Exercise prompt: Quote, verbatim, all material below, without pictures.

* start Given data *

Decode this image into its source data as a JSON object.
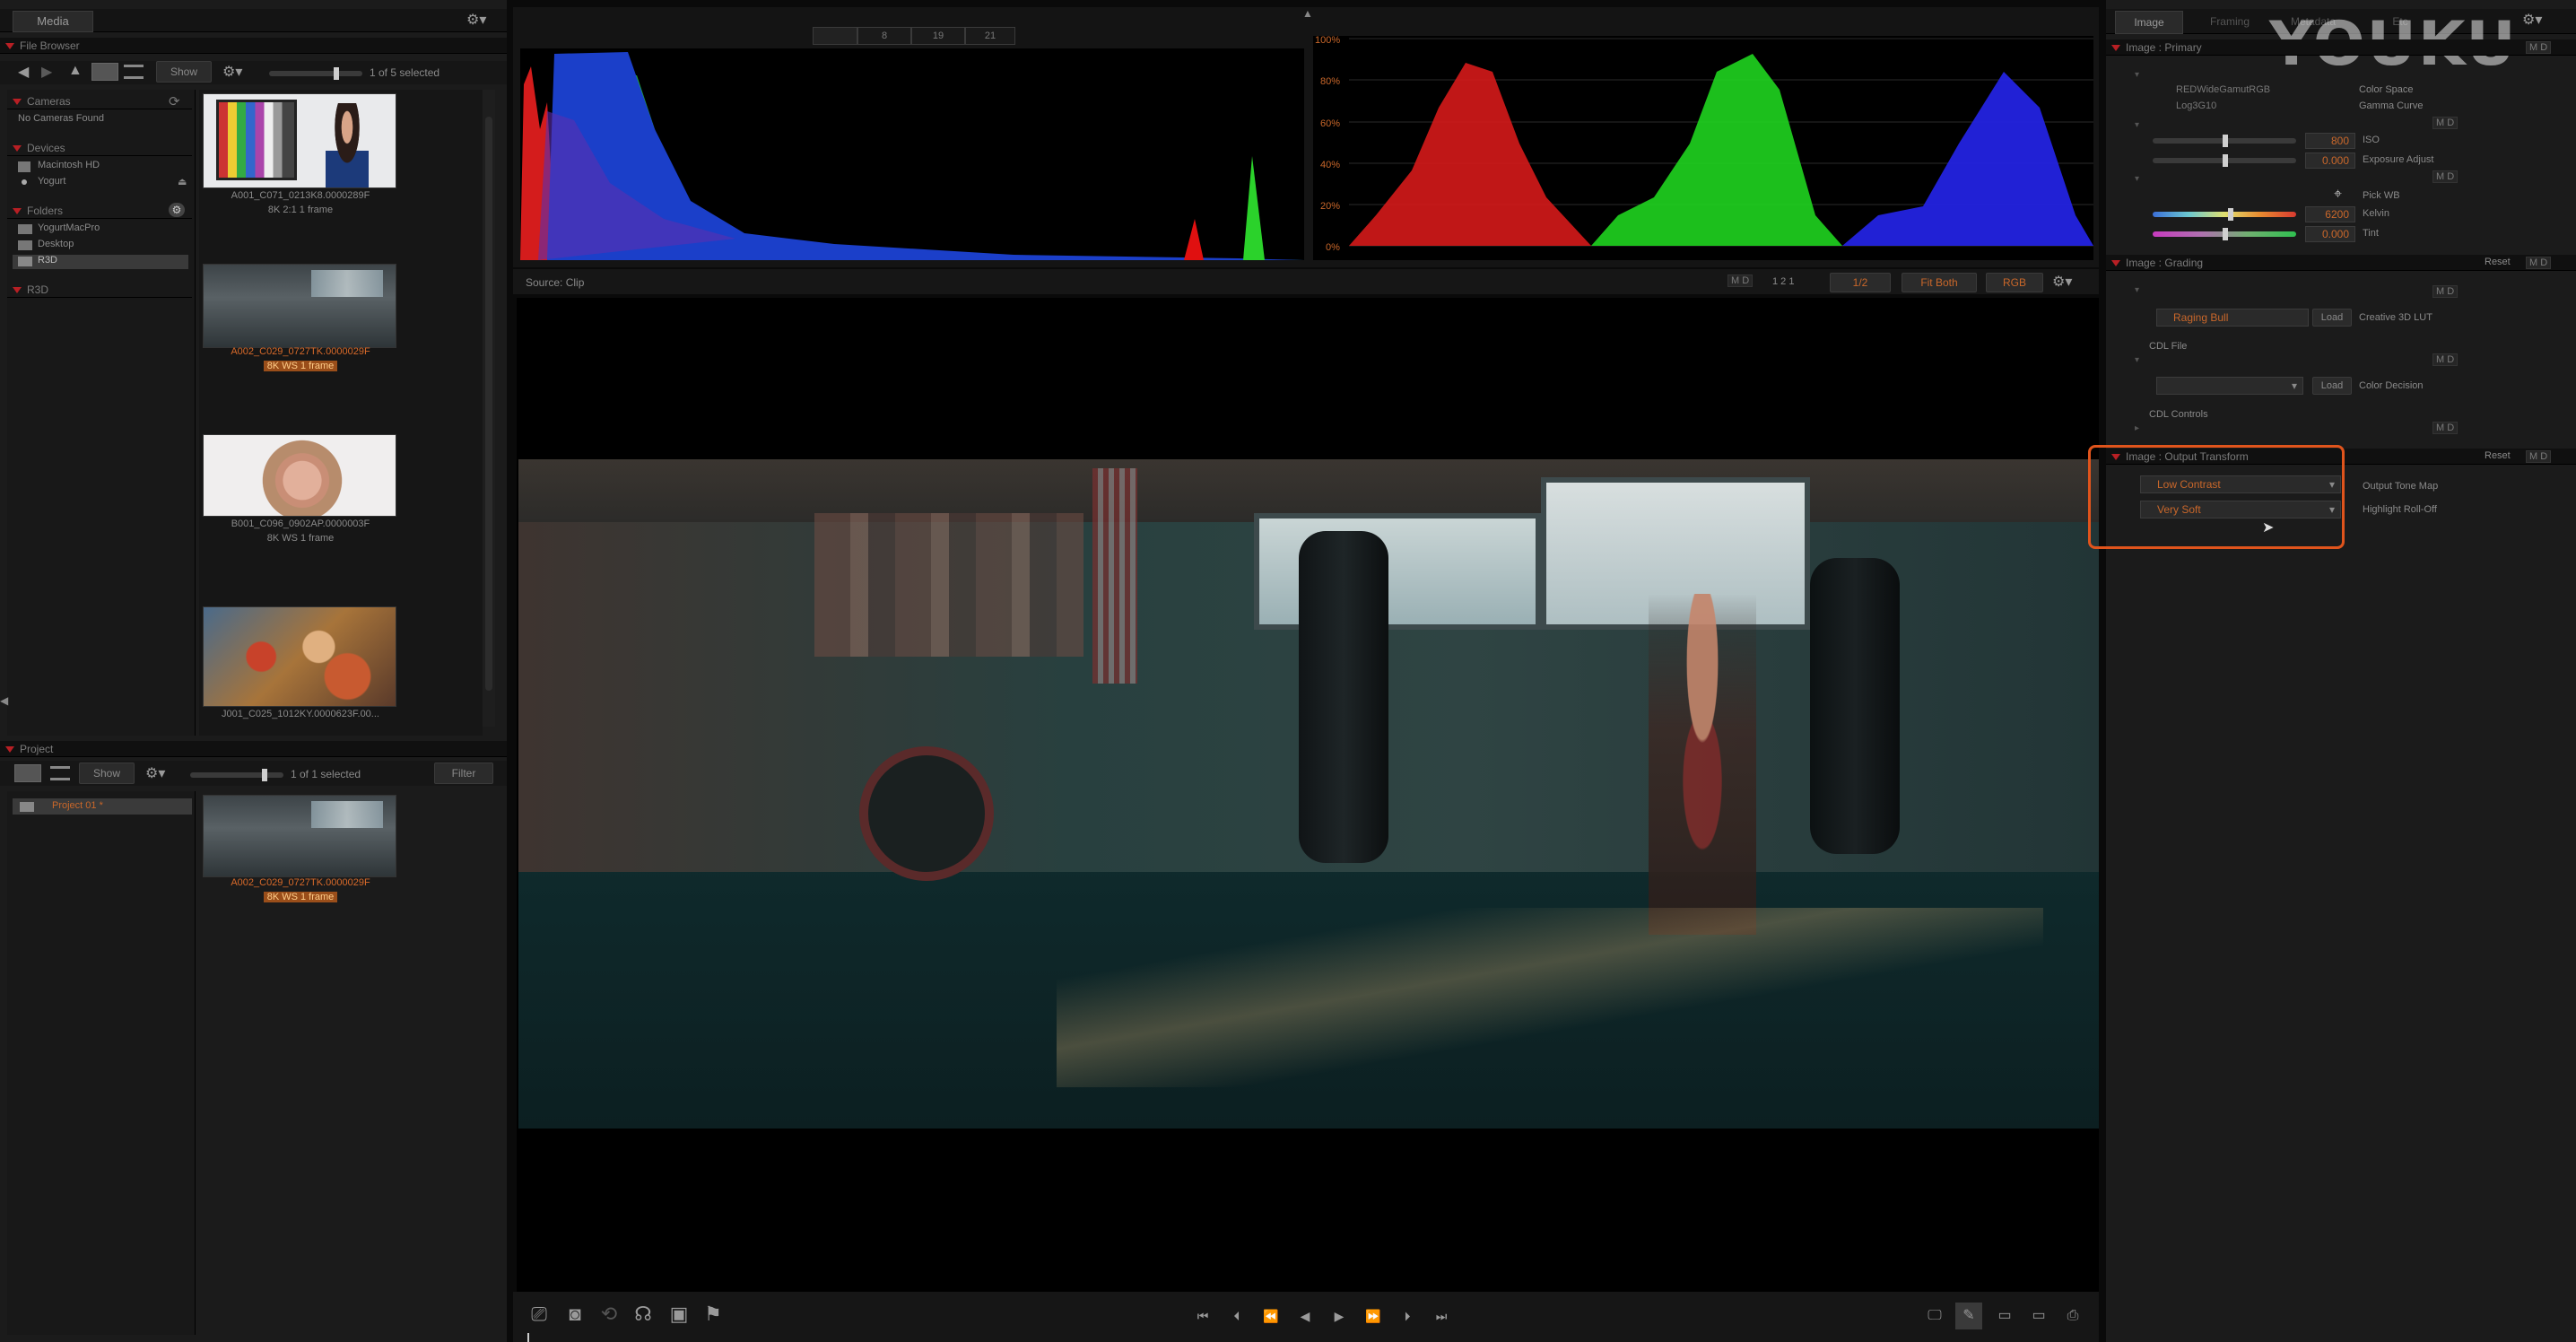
{
  "watermark": "YOUKU",
  "left_panel": {
    "media_tab": "Media",
    "file_browser_header": "File Browser",
    "show_btn": "Show",
    "selection_count": "1 of 5 selected",
    "sections": {
      "cameras": "Cameras",
      "no_cameras": "No Cameras Found",
      "devices": "Devices",
      "device_items": [
        "Macintosh HD",
        "Yogurt"
      ],
      "folders": "Folders",
      "folder_items": [
        "YogurtMacPro",
        "Desktop",
        "R3D"
      ],
      "r3d": "R3D"
    },
    "thumbnails": [
      {
        "name": "A001_C071_0213K8.0000289F",
        "meta": "8K 2:1  1 frame",
        "selected": false
      },
      {
        "name": "A002_C029_0727TK.0000029F",
        "meta": "8K WS   1 frame",
        "selected": true
      },
      {
        "name": "B001_C096_0902AP.0000003F",
        "meta": "8K WS   1 frame",
        "selected": false
      },
      {
        "name": "J001_C025_1012KY.0000623F.00...",
        "meta": "",
        "selected": false
      }
    ]
  },
  "project_panel": {
    "header": "Project",
    "show_btn": "Show",
    "selection_count": "1 of 1 selected",
    "filter_btn": "Filter",
    "project_item": "Project 01 *",
    "thumbnail": {
      "name": "A002_C029_0727TK.0000029F",
      "meta": "8K WS   1 frame"
    }
  },
  "scopes": {
    "timecode_fields": [
      "",
      "8",
      "19",
      "21"
    ],
    "parade_labels": [
      "100%",
      "80%",
      "60%",
      "40%",
      "20%",
      "0%"
    ]
  },
  "viewer": {
    "source_label": "Source: Clip",
    "md_label": "M D",
    "page_indicator": "1  2  1",
    "zoom": "1/2",
    "fit": "Fit Both",
    "channel": "RGB"
  },
  "right_panel": {
    "tabs": [
      "Image",
      "Framing",
      "Metadata",
      "Etc"
    ],
    "primary": {
      "header": "Image : Primary",
      "color_space_value": "REDWideGamutRGB",
      "color_space_label": "Color Space",
      "gamma_value": "Log3G10",
      "gamma_label": "Gamma Curve",
      "iso_value": "800",
      "iso_label": "ISO",
      "exposure_value": "0.000",
      "exposure_label": "Exposure Adjust",
      "pick_wb": "Pick WB",
      "kelvin_value": "6200",
      "kelvin_label": "Kelvin",
      "tint_value": "0.000",
      "tint_label": "Tint",
      "md": "M D"
    },
    "grading": {
      "header": "Image : Grading",
      "reset": "Reset",
      "lut_value": "Raging Bull",
      "load_btn": "Load",
      "lut_label": "Creative 3D LUT",
      "cdl_file": "CDL File",
      "cdl_load": "Load",
      "color_decision": "Color Decision",
      "cdl_controls": "CDL Controls"
    },
    "output_transform": {
      "header": "Image : Output Transform",
      "reset": "Reset",
      "tone_map_value": "Low Contrast",
      "tone_map_label": "Output Tone Map",
      "rolloff_value": "Very Soft",
      "rolloff_label": "Highlight Roll-Off",
      "highlight_color": "#e0541c"
    }
  }
}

* end Given data *

Answer to the problem:
Decode this image into its source data as a JSON object.
{
  "watermark": "YOUKU",
  "left_panel": {
    "media_tab": "Media",
    "file_browser_header": "File Browser",
    "show_btn": "Show",
    "selection_count": "1 of 5 selected",
    "sections": {
      "cameras": "Cameras",
      "no_cameras": "No Cameras Found",
      "devices": "Devices",
      "device_items": [
        "Macintosh HD",
        "Yogurt"
      ],
      "folders": "Folders",
      "folder_items": [
        "YogurtMacPro",
        "Desktop",
        "R3D"
      ],
      "r3d": "R3D"
    },
    "thumbnails": [
      {
        "name": "A001_C071_0213K8.0000289F",
        "meta": "8K 2:1  1 frame",
        "selected": false
      },
      {
        "name": "A002_C029_0727TK.0000029F",
        "meta": "8K WS   1 frame",
        "selected": true
      },
      {
        "name": "B001_C096_0902AP.0000003F",
        "meta": "8K WS   1 frame",
        "selected": false
      },
      {
        "name": "J001_C025_1012KY.0000623F.00...",
        "meta": "",
        "selected": false
      }
    ]
  },
  "project_panel": {
    "header": "Project",
    "show_btn": "Show",
    "selection_count": "1 of 1 selected",
    "filter_btn": "Filter",
    "project_item": "Project 01 *",
    "thumbnail": {
      "name": "A002_C029_0727TK.0000029F",
      "meta": "8K WS   1 frame"
    }
  },
  "scopes": {
    "timecode_fields": [
      "",
      "8",
      "19",
      "21"
    ],
    "parade_labels": [
      "100%",
      "80%",
      "60%",
      "40%",
      "20%",
      "0%"
    ]
  },
  "viewer": {
    "source_label": "Source: Clip",
    "md_label": "M D",
    "page_indicator": "1  2  1",
    "zoom": "1/2",
    "fit": "Fit Both",
    "channel": "RGB"
  },
  "right_panel": {
    "tabs": [
      "Image",
      "Framing",
      "Metadata",
      "Etc"
    ],
    "primary": {
      "header": "Image : Primary",
      "color_space_value": "REDWideGamutRGB",
      "color_space_label": "Color Space",
      "gamma_value": "Log3G10",
      "gamma_label": "Gamma Curve",
      "iso_value": "800",
      "iso_label": "ISO",
      "exposure_value": "0.000",
      "exposure_label": "Exposure Adjust",
      "pick_wb": "Pick WB",
      "kelvin_value": "6200",
      "kelvin_label": "Kelvin",
      "tint_value": "0.000",
      "tint_label": "Tint",
      "md": "M D"
    },
    "grading": {
      "header": "Image : Grading",
      "reset": "Reset",
      "lut_value": "Raging Bull",
      "load_btn": "Load",
      "lut_label": "Creative 3D LUT",
      "cdl_file": "CDL File",
      "cdl_load": "Load",
      "color_decision": "Color Decision",
      "cdl_controls": "CDL Controls"
    },
    "output_transform": {
      "header": "Image : Output Transform",
      "reset": "Reset",
      "tone_map_value": "Low Contrast",
      "tone_map_label": "Output Tone Map",
      "rolloff_value": "Very Soft",
      "rolloff_label": "Highlight Roll-Off",
      "highlight_color": "#e0541c"
    }
  }
}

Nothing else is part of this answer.